* start Data for this exercise *

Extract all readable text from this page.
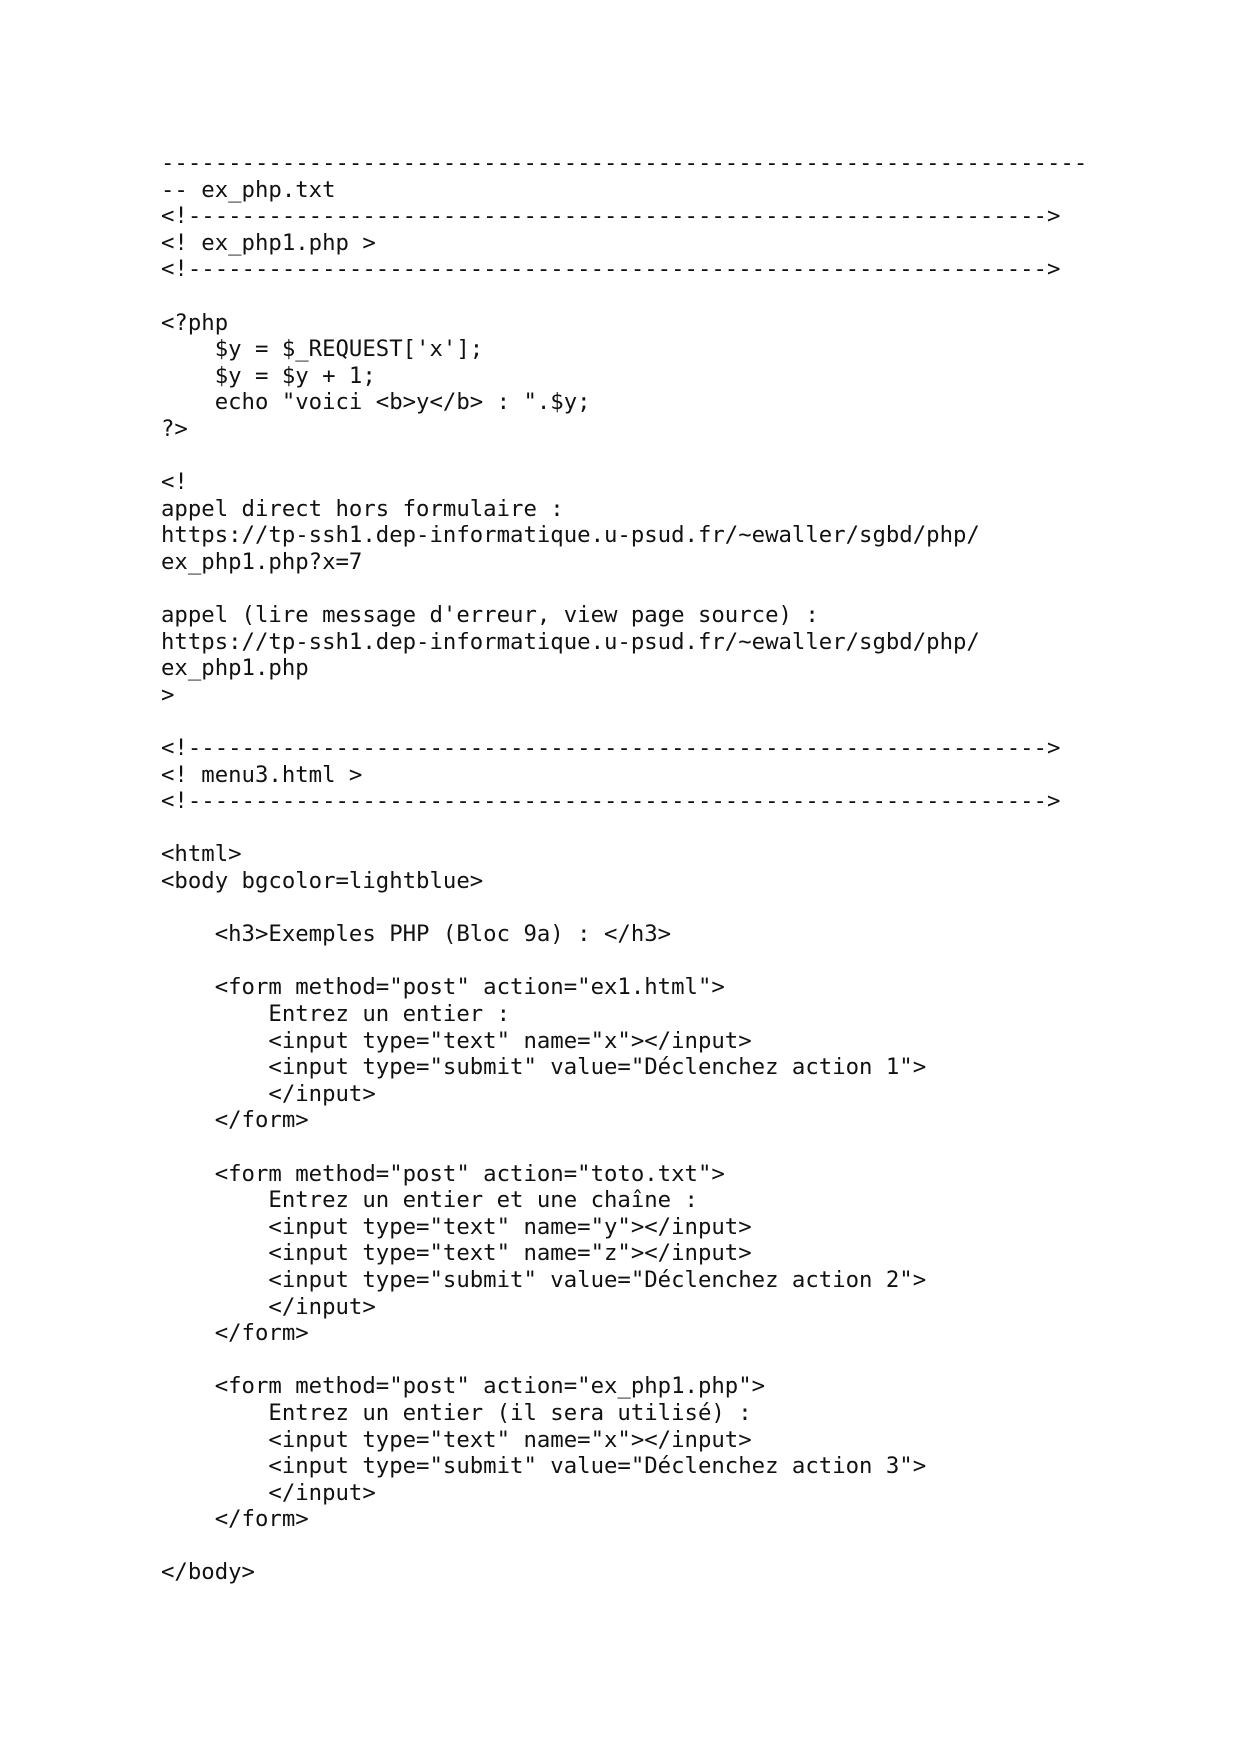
---------------------------------------------------------------------
-- ex_php.txt
<!---------------------------------------------------------------->
<! ex_php1.php >
<!---------------------------------------------------------------->
<?php
$y = $_REQUEST['x'];
$y = $y + 1;
echo "voici <b>y</b> : ".$y;
?>
<!
appel direct hors formulaire :
https://tp-ssh1.dep-informatique.u-psud.fr/~ewaller/sgbd/php/
ex_php1.php?x=7
appel (lire message d'erreur, view page source) :
https://tp-ssh1.dep-informatique.u-psud.fr/~ewaller/sgbd/php/
ex_php1.php
>
<!---------------------------------------------------------------->
<! menu3.html >
<!---------------------------------------------------------------->
<html>
<body bgcolor=lightblue>
<h3>Exemples PHP (Bloc 9a) : </h3>
<form method="post" action="ex1.html">
Entrez un entier :
<input type="text" name="x"></input>
<input type="submit" value="Déclenchez action 1">
</input>
</form>
<form method="post" action="toto.txt">
Entrez un entier et une chaîne :
<input type="text" name="y"></input>
<input type="text" name="z"></input>
<input type="submit" value="Déclenchez action 2">
</input>
</form>
<form method="post" action="ex_php1.php">
Entrez un entier (il sera utilisé) :
<input type="text" name="x"></input>
<input type="submit" value="Déclenchez action 3">
</input>
</form>
</body>
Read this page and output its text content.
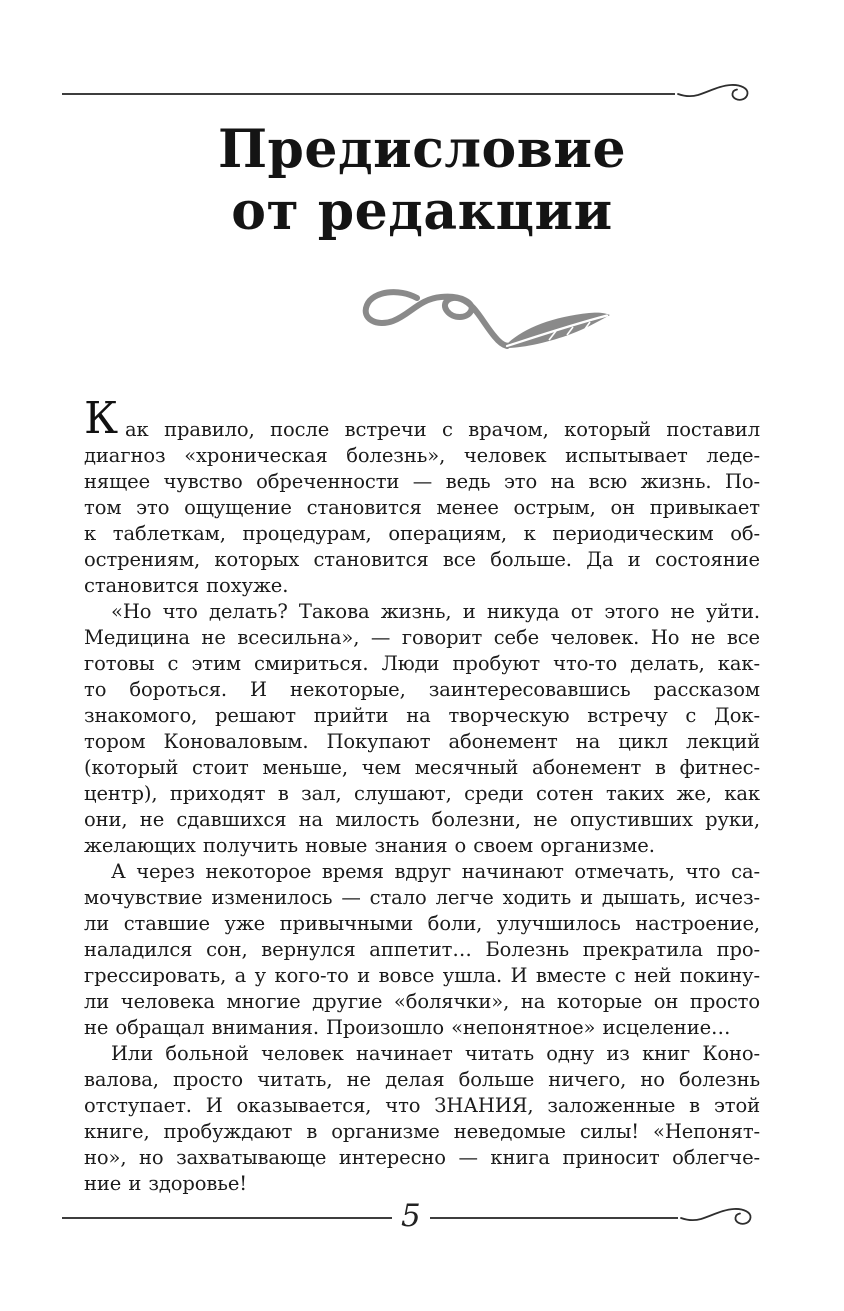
Предисловие
от редакции
К ак правило, после встречи с врачом, который поставил
диагноз «хроническая болезнь», человек испытывает леде-
нящее чувство обреченности — ведь это на всю жизнь. По-
том это ощущение становится менее острым, он привыкает
к таблеткам, процедурам, операциям, к периодическим об-
острениям, которых становится все больше. Да и состояние
становится похуже.
«Но что делать? Такова жизнь, и никуда от этого не уйти.
Медицина не всесильна», — говорит себе человек. Но не все
готовы с этим смириться. Люди пробуют что-то делать, как-
то бороться. И некоторые, заинтересовавшись рассказом
знакомого, решают прийти на творческую встречу с Док-
тором Коноваловым. Покупают абонемент на цикл лекций
(который стоит меньше, чем месячный абонемент в фитнес-
центр), приходят в зал, слушают, среди сотен таких же, как
они, не сдавшихся на милость болезни, не опустивших руки,
желающих получить новые знания о своем организме.
А через некоторое время вдруг начинают отмечать, что са-
мочувствие изменилось — стало легче ходить и дышать, исчез-
ли ставшие уже привычными боли, улучшилось настроение,
наладился сон, вернулся аппетит… Болезнь прекратила про-
грессировать, а у кого-то и вовсе ушла. И вместе с ней покину-
ли человека многие другие «болячки», на которые он просто
не обращал внимания. Произошло «непонятное» исцеление…
Или больной человек начинает читать одну из книг Коно-
валова, просто читать, не делая больше ничего, но болезнь
отступает. И оказывается, что ЗНАНИЯ, заложенные в этой
книге, пробуждают в организме неведомые силы! «Непонят-
но», но захватывающе интересно — книга приносит облегче-
ние и здоровье!
5
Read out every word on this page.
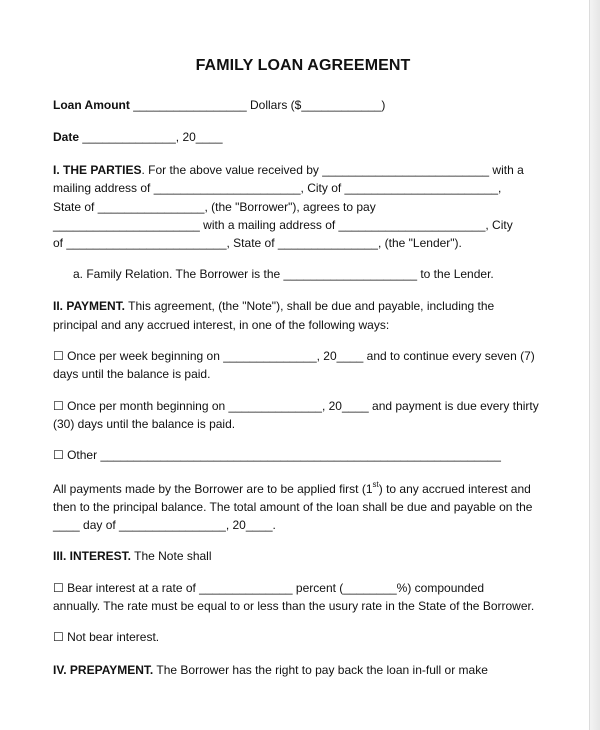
FAMILY LOAN AGREEMENT
Loan Amount _________________ Dollars ($____________)
Date ______________, 20____
I. THE PARTIES. For the above value received by _________________________ with a
mailing address of ______________________, City of _______________________,
State of ________________, (the "Borrower"), agrees to pay
______________________ with a mailing address of ______________________, City
of ________________________, State of _______________, (the "Lender").
a. Family Relation. The Borrower is the ____________________ to the Lender.
II. PAYMENT. This agreement, (the "Note"), shall be due and payable, including the
principal and any accrued interest, in one of the following ways:
☐ Once per week beginning on ______________, 20____ and to continue every seven (7)
days until the balance is paid.
☐ Once per month beginning on ______________, 20____ and payment is due every thirty
(30) days until the balance is paid.
☐ Other ____________________________________________________________
All payments made by the Borrower are to be applied first (1st) to any accrued interest and
then to the principal balance. The total amount of the loan shall be due and payable on the
____ day of ________________, 20____.
III. INTEREST. The Note shall
☐ Bear interest at a rate of ______________ percent (________%) compounded
annually. The rate must be equal to or less than the usury rate in the State of the Borrower.
☐ Not bear interest.
IV. PREPAYMENT. The Borrower has the right to pay back the loan in-full or make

* end Data for this exercise *

Select from the material above each line in which the string "with" appears, and list those lines.

I. THE PARTIES. For the above value received by _________________________ with a
______________________ with a mailing address of ______________________, City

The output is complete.